◆ What is expected
Quote the records that follow in full and exactly; leave out the pictures.

[Some records]
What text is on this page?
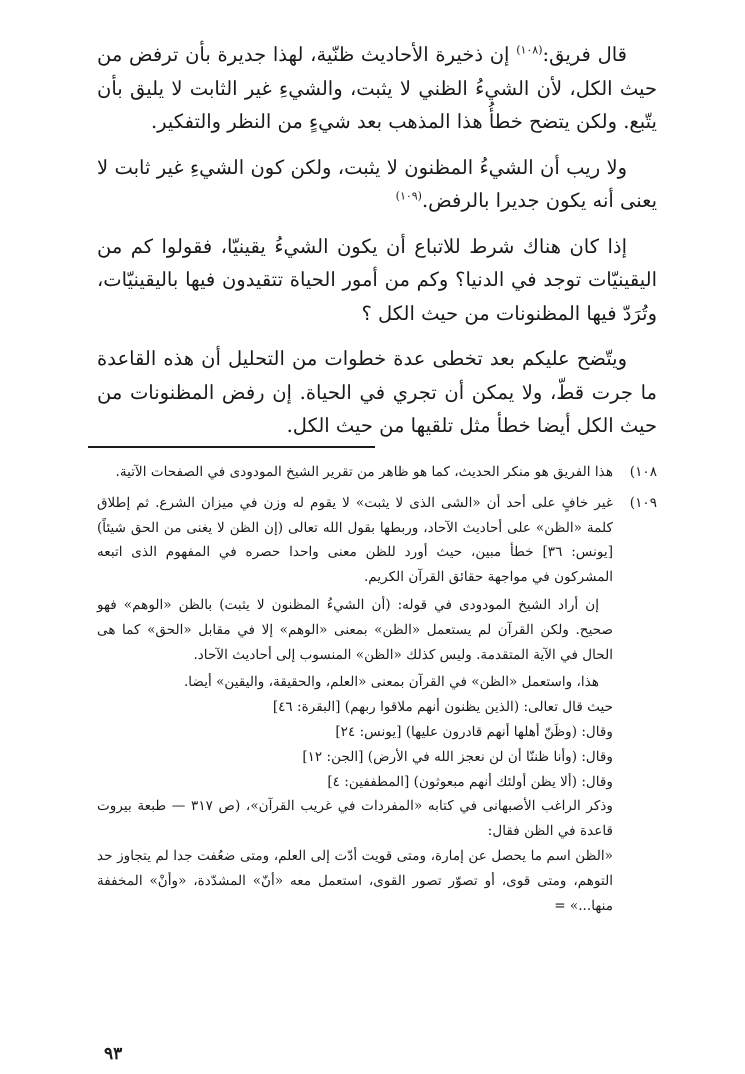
قال فريق:$^{(١٠٨)}$ إن ذخيرة الأحاديث ظنّية، لهذا جديرة بأن ترفض من حيث الكل، لأن الشيءُ الظني لا يثبت، والشيءِ غير الثابت لا يليق بأن يتّبع. ولكن يتضح خطأُ هذا المذهب بعد شيءٍ من النظر والتفكير.

ولا ريب أن الشيءُ المظنون لا يثبت، ولكن كون الشيءِ غير ثابت لا يعنى أنه يكون جديرا بالرفض.$^{(١٠٩)}$

إذا كان هناك شرط للاتباع أن يكون الشيءُ يقينيّا، فقولوا كم من اليقينيّات توجد في الدنيا؟ وكم من أمور الحياة تتقيدون فيها باليقينيّات، وتُرَدّ فيها المظنونات من حيث الكل ؟

ويتّضح عليكم بعد تخطى عدة خطوات من التحليل أن هذه القاعدة ما جرت قطّ، ولا يمكن أن تجري في الحياة. إن رفض المظنونات من حيث الكل أيضا خطأ مثل تلقيها من حيث الكل.

١٠٨)

هذا الفريق هو منكر الحديث، كما هو ظاهر من تقرير الشيخ المودودى في الصفحات الآتية.

١٠٩)

غير خافٍ على أحد أن «الشى الذى لا يثبت» لا يقوم له وزن في ميزان الشرع. ثم إطلاق كلمة «الظن» على أحاديث الآحاد، وربطها بقول الله تعالى (إن الظن لا يغنى من الحق شيئاً) [يونس: ٣٦] خطأ مبين، حيث أورد للظن معنى واحدا حصره في المفهوم الذى اتبعه المشركون في مواجهة حقائق القرآن الكريم.

إن أراد الشيخ المودودى في قوله: (أن الشيءُ المظنون لا يثبت) بالظن «الوهم» فهو صحيح. ولكن القرآن لم يستعمل «الظن» بمعنى «الوهم» إلا في مقابل «الحق» كما هى الحال في الآية المتقدمة. وليس كذلك «الظن» المنسوب إلى أحاديث الآحاد.

هذا، واستعمل «الظن» في القرآن بمعنى «العلم، والحقيقة، واليقين» أيضا.

حيث قال تعالى: (الذين يظنون أنهم ملاقوا ربهم) [البقرة: ٤٦]

وقال: (وظَنّ أهلها أنهم قادرون عليها) [يونس: ٢٤]

وقال: (وأنا ظننّا أن لن نعجز الله في الأرض) [الجن: ١٢]

وقال: (ألا يظن أولئك أنهم مبعوثون) [المطففين: ٤]

وذكر الراغب الأصبهانى في كتابه «المفردات في غريب القرآن»، (ص ٣١٧ — طبعة بيروت قاعدة في الظن فقال:

«الظن اسم ما يحصل عن إمارة، ومتى قويت أدّت إلى العلم، ومتى ضعُفت جدا لم يتجاوز حد التوهم، ومتى قوى، أو تصوّر تصور القوى، استعمل معه «أنّ» المشدّدة، «وأنْ» المخففة منها...» =

٩٣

◆ Solution to the exercise
What text is on this page?
قال فريق:$^{(١٠٨)}$ إن ذخيرة الأحاديث ظنّية، لهذا جديرة بأن ترفض من حيث الكل، لأن الشيءُ الظني لا يثبت، والشيءِ غير الثابت لا يليق بأن يتّبع. ولكن يتضح خطأُ هذا المذهب بعد شيءٍ من النظر والتفكير.

ولا ريب أن الشيءُ المظنون لا يثبت، ولكن كون الشيءِ غير ثابت لا يعنى أنه يكون جديرا بالرفض.$^{(١٠٩)}$

إذا كان هناك شرط للاتباع أن يكون الشيءُ يقينيّا، فقولوا كم من اليقينيّات توجد في الدنيا؟ وكم من أمور الحياة تتقيدون فيها باليقينيّات، وتُرَدّ فيها المظنونات من حيث الكل ؟

ويتّضح عليكم بعد تخطى عدة خطوات من التحليل أن هذه القاعدة ما جرت قطّ، ولا يمكن أن تجري في الحياة. إن رفض المظنونات من حيث الكل أيضا خطأ مثل تلقيها من حيث الكل.

١٠٨)

هذا الفريق هو منكر الحديث، كما هو ظاهر من تقرير الشيخ المودودى في الصفحات الآتية.

١٠٩)

غير خافٍ على أحد أن «الشى الذى لا يثبت» لا يقوم له وزن في ميزان الشرع. ثم إطلاق كلمة «الظن» على أحاديث الآحاد، وربطها بقول الله تعالى (إن الظن لا يغنى من الحق شيئاً) [يونس: ٣٦] خطأ مبين، حيث أورد للظن معنى واحدا حصره في المفهوم الذى اتبعه المشركون في مواجهة حقائق القرآن الكريم.

إن أراد الشيخ المودودى في قوله: (أن الشيءُ المظنون لا يثبت) بالظن «الوهم» فهو صحيح. ولكن القرآن لم يستعمل «الظن» بمعنى «الوهم» إلا في مقابل «الحق» كما هى الحال في الآية المتقدمة. وليس كذلك «الظن» المنسوب إلى أحاديث الآحاد.

هذا، واستعمل «الظن» في القرآن بمعنى «العلم، والحقيقة، واليقين» أيضا.

حيث قال تعالى: (الذين يظنون أنهم ملاقوا ربهم) [البقرة: ٤٦]

وقال: (وظَنّ أهلها أنهم قادرون عليها) [يونس: ٢٤]

وقال: (وأنا ظننّا أن لن نعجز الله في الأرض) [الجن: ١٢]

وقال: (ألا يظن أولئك أنهم مبعوثون) [المطففين: ٤]

وذكر الراغب الأصبهانى في كتابه «المفردات في غريب القرآن»، (ص ٣١٧ — طبعة بيروت قاعدة في الظن فقال:

«الظن اسم ما يحصل عن إمارة، ومتى قويت أدّت إلى العلم، ومتى ضعُفت جدا لم يتجاوز حد التوهم، ومتى قوى، أو تصوّر تصور القوى، استعمل معه «أنّ» المشدّدة، «وأنْ» المخففة منها...» =

٩٣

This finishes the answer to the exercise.